**THE TASK**
All records must be quoted exactly. Omit the pictures.

**RAW RECORDS**
** START **
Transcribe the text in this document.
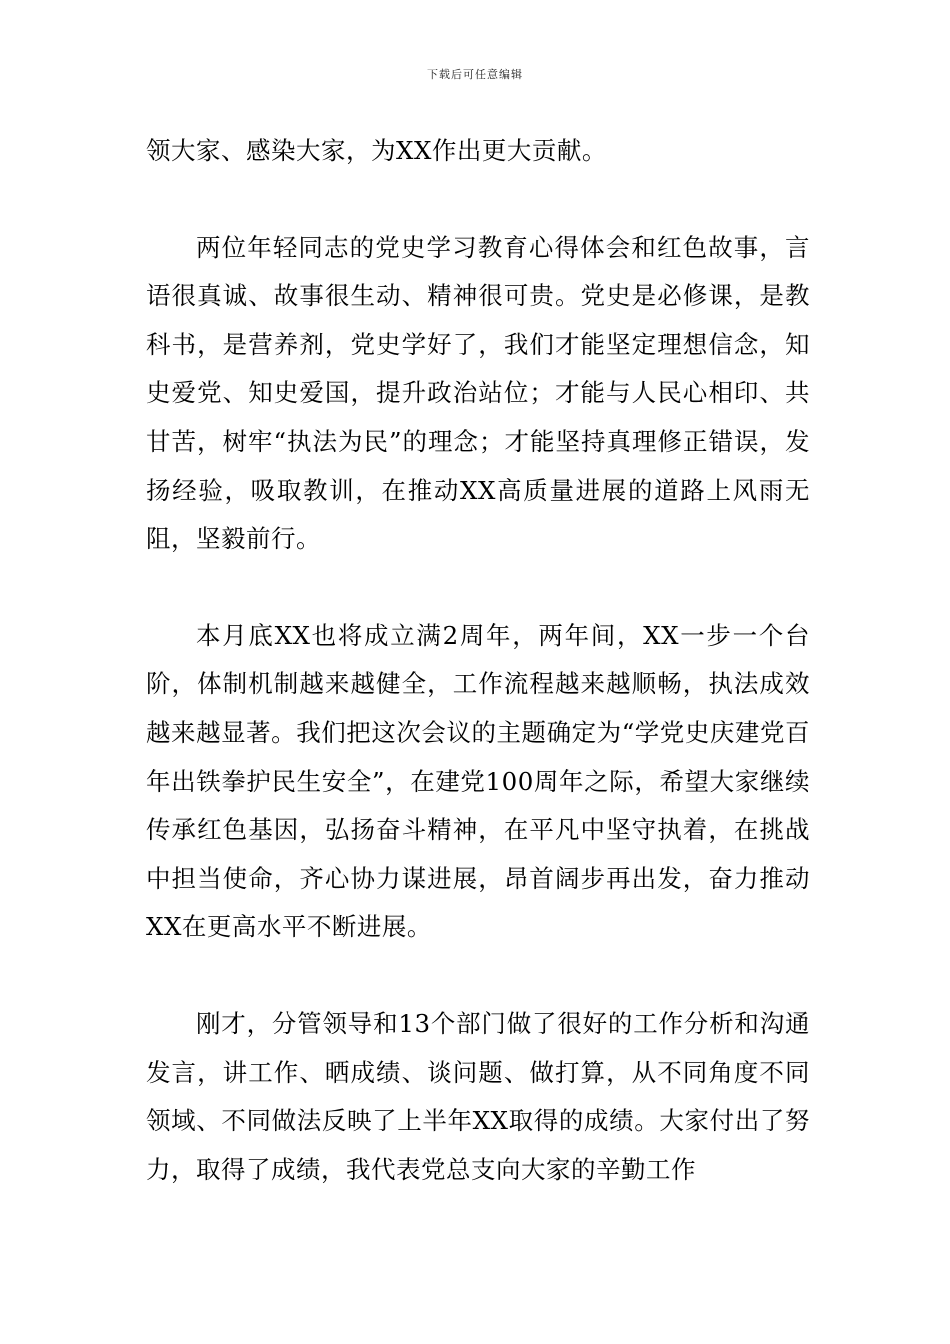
下载后可任意编辑

领大家、感染大家，为XX作出更大贡献。

两位年轻同志的党史学习教育心得体会和红色故事，言语很真诚、故事很生动、精神很可贵。党史是必修课，是教科书，是营养剂，党史学好了，我们才能坚定理想信念，知史爱党、知史爱国，提升政治站位；才能与人民心相印、共甘苦，树牢“执法为民”的理念；才能坚持真理修正错误，发扬经验，吸取教训，在推动XX高质量进展的道路上风雨无阻，坚毅前行。

本月底XX也将成立满2周年，两年间，XX一步一个台阶，体制机制越来越健全，工作流程越来越顺畅，执法成效越来越显著。我们把这次会议的主题确定为“学党史庆建党百年出铁拳护民生安全”，在建党100周年之际，希望大家继续传承红色基因，弘扬奋斗精神，在平凡中坚守执着，在挑战中担当使命，齐心协力谋进展，昂首阔步再出发，奋力推动XX在更高水平不断进展。

刚才，分管领导和13个部门做了很好的工作分析和沟通发言，讲工作、晒成绩、谈问题、做打算，从不同角度不同领域、不同做法反映了上半年XX取得的成绩。大家付出了努力，取得了成绩，我代表党总支向大家的辛勤工作
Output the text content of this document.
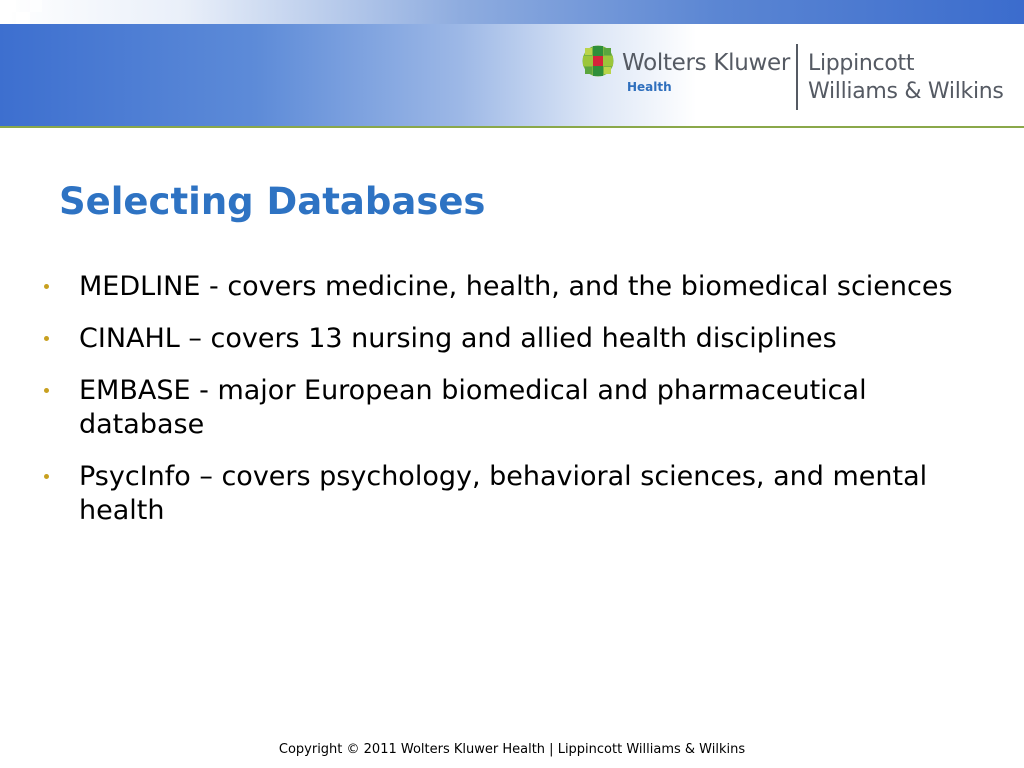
Wolters Kluwer
Health
Lippincott
Williams & Wilkins
Selecting Databases
MEDLINE - covers medicine, health, and the biomedical sciences
CINAHL – covers 13 nursing and allied health disciplines
EMBASE - major European biomedical and pharmaceutical database
PsycInfo – covers psychology, behavioral sciences, and mental health
Copyright © 2011 Wolters Kluwer Health | Lippincott Williams & Wilkins
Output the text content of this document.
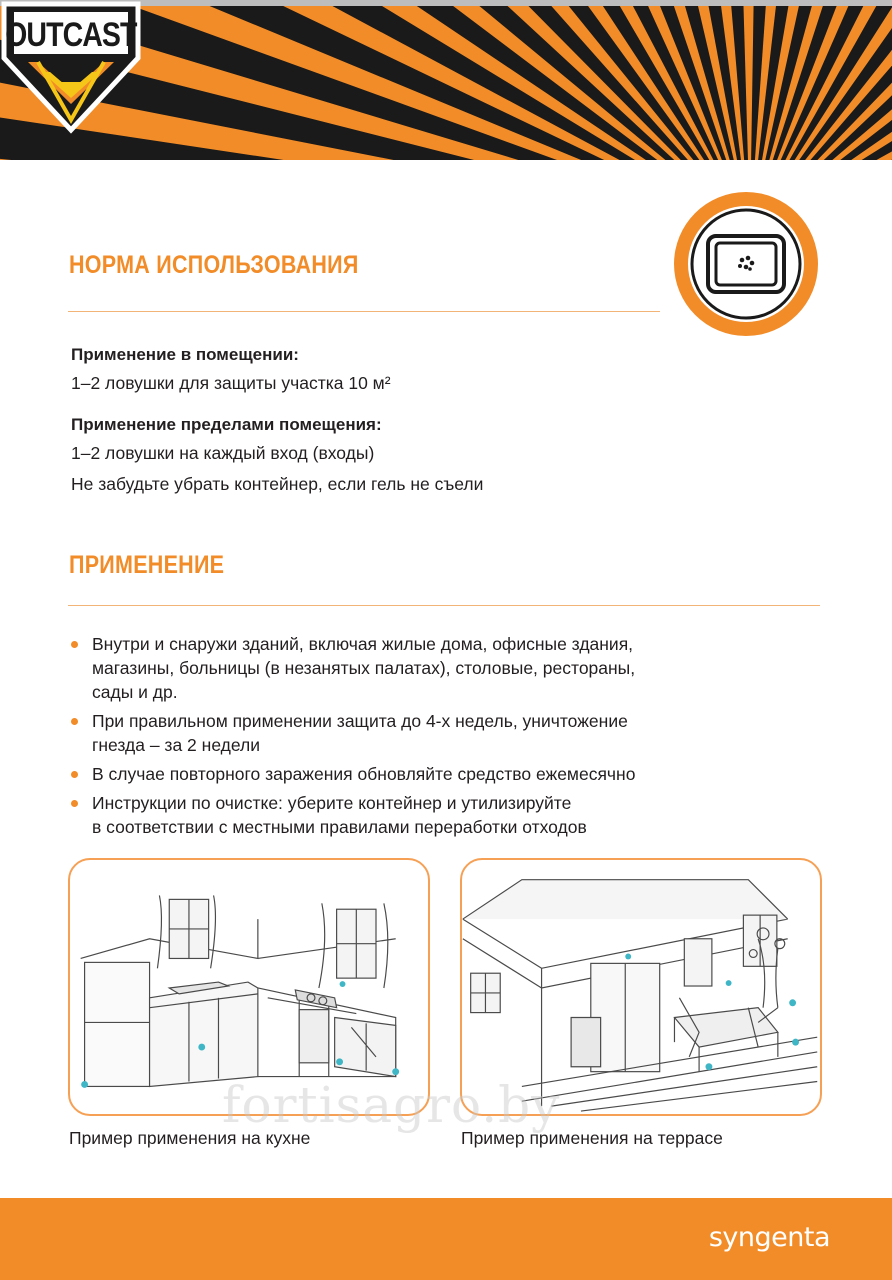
OUTCAST
НОРМА ИСПОЛЬЗОВАНИЯ
Применение в помещении:
1–2 ловушки для защиты участка 10 м²
Применение пределами помещения:
1–2 ловушки на каждый вход (входы)
Не забудьте убрать контейнер, если гель не съели
ПРИМЕНЕНИЕ
Внутри и снаружи зданий, включая жилые дома, офисные здания,
магазины, больницы (в незанятых палатах), столовые, рестораны,
сады и др.
При правильном применении защита до 4-х недель, уничтожение
гнезда – за 2 недели
В случае повторного заражения обновляйте средство ежемесячно
Инструкции по очистке: уберите контейнер и утилизируйте
в соответствии с местными правилами переработки отходов
Пример применения на кухне	Пример применения на террасе
fortisagro.by
syngenta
** END **
**THE RESULT**
Transcribe the text in this document.
下载后可任意编辑

领大家、感染大家，为XX作出更大贡献。

两位年轻同志的党史学习教育心得体会和红色故事，言语很真诚、故事很生动、精神很可贵。党史是必修课，是教科书，是营养剂，党史学好了，我们才能坚定理想信念，知史爱党、知史爱国，提升政治站位；才能与人民心相印、共甘苦，树牢“执法为民”的理念；才能坚持真理修正错误，发扬经验，吸取教训，在推动XX高质量进展的道路上风雨无阻，坚毅前行。

本月底XX也将成立满2周年，两年间，XX一步一个台阶，体制机制越来越健全，工作流程越来越顺畅，执法成效越来越显著。我们把这次会议的主题确定为“学党史庆建党百年出铁拳护民生安全”，在建党100周年之际，希望大家继续传承红色基因，弘扬奋斗精神，在平凡中坚守执着，在挑战中担当使命，齐心协力谋进展，昂首阔步再出发，奋力推动XX在更高水平不断进展。

刚才，分管领导和13个部门做了很好的工作分析和沟通发言，讲工作、晒成绩、谈问题、做打算，从不同角度不同领域、不同做法反映了上半年XX取得的成绩。大家付出了努力，取得了成绩，我代表党总支向大家的辛勤工作
Output the text content of this document.
Wolters Kluwer
Health
Lippincott
Williams & Wilkins
Selecting Databases
MEDLINE - covers medicine, health, and the biomedical sciences
CINAHL – covers 13 nursing and allied health disciplines
EMBASE - major European biomedical and pharmaceutical database
PsycInfo – covers psychology, behavioral sciences, and mental health
Copyright © 2011 Wolters Kluwer Health | Lippincott Williams & Wilkins
Output the text content of this document.
OUTCAST
НОРМА ИСПОЛЬЗОВАНИЯ
Применение в помещении:
1–2 ловушки для защиты участка 10 м²
Применение пределами помещения:
1–2 ловушки на каждый вход (входы)
Не забудьте убрать контейнер, если гель не съели
ПРИМЕНЕНИЕ
Внутри и снаружи зданий, включая жилые дома, офисные здания,
магазины, больницы (в незанятых палатах), столовые, рестораны,
сады и др.
При правильном применении защита до 4-х недель, уничтожение
гнезда – за 2 недели
В случае повторного заражения обновляйте средство ежемесячно
Инструкции по очистке: уберите контейнер и утилизируйте
в соответствии с местными правилами переработки отходов
Пример применения на кухне	Пример применения на террасе
fortisagro.by
syngenta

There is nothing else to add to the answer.